▶ GIVEN DATA:
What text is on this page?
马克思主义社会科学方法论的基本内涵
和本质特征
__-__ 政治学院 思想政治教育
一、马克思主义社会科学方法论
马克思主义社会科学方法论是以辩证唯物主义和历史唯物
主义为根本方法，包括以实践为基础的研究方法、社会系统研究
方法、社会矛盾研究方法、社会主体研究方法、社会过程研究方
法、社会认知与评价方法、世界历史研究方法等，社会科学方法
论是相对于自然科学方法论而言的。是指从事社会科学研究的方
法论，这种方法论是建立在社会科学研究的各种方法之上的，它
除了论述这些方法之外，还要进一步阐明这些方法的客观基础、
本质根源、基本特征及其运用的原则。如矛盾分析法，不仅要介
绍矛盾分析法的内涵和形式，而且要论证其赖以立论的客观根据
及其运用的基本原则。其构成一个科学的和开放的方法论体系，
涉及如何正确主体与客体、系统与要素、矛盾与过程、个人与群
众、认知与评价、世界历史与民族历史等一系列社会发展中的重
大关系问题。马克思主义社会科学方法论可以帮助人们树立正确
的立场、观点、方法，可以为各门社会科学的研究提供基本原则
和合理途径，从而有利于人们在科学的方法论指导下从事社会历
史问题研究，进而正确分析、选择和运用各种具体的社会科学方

...

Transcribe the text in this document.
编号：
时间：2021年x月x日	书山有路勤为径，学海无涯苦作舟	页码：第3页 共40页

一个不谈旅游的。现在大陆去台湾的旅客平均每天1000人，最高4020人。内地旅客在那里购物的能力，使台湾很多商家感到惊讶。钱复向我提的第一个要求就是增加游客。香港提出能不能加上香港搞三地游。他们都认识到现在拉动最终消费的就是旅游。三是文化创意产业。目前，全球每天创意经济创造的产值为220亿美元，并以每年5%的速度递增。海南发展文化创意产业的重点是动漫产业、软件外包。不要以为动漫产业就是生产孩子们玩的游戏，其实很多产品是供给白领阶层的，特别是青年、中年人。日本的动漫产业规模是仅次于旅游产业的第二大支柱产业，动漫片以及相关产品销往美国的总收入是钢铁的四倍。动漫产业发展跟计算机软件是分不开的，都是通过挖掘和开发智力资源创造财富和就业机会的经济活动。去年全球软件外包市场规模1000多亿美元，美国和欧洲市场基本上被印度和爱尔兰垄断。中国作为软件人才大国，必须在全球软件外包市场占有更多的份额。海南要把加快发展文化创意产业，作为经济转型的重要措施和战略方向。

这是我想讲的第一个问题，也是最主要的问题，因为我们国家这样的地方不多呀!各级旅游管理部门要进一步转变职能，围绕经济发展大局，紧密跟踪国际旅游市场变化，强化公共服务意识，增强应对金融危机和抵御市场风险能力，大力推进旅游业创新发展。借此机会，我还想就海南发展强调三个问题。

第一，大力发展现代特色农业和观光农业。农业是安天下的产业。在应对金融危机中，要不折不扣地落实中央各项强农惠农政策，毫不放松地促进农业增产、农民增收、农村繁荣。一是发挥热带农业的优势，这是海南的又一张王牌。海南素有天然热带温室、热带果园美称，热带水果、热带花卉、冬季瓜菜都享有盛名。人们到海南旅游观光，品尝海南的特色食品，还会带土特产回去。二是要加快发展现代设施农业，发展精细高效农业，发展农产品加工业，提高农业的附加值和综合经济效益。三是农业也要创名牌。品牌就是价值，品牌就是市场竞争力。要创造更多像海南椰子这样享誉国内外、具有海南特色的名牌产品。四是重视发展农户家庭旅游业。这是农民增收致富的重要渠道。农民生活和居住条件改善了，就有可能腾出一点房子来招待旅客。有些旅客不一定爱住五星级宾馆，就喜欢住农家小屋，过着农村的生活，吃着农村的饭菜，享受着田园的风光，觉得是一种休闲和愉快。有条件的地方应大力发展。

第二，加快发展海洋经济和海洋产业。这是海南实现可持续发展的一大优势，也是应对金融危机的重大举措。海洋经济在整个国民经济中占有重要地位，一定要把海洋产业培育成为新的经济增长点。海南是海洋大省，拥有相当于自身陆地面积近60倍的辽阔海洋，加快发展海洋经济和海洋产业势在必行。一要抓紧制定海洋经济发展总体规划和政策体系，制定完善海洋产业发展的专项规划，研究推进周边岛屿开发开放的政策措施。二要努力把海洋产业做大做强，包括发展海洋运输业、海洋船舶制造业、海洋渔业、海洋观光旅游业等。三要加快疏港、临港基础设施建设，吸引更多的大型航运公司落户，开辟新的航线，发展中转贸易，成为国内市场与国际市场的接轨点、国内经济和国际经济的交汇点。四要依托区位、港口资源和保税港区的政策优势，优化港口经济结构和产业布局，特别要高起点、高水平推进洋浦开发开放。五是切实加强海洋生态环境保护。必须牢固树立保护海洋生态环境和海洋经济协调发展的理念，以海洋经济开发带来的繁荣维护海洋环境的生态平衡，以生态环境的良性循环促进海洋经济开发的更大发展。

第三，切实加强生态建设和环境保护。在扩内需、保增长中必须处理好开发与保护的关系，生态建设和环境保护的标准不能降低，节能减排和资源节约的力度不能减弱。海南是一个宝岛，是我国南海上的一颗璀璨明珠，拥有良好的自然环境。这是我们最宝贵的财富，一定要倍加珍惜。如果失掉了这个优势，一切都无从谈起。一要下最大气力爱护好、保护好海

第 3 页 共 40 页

▶ TASK GOAL:
Copy every line above that includes the string "text".

▶ REPLY:
What text is on this page?
Transcribe the text in this document.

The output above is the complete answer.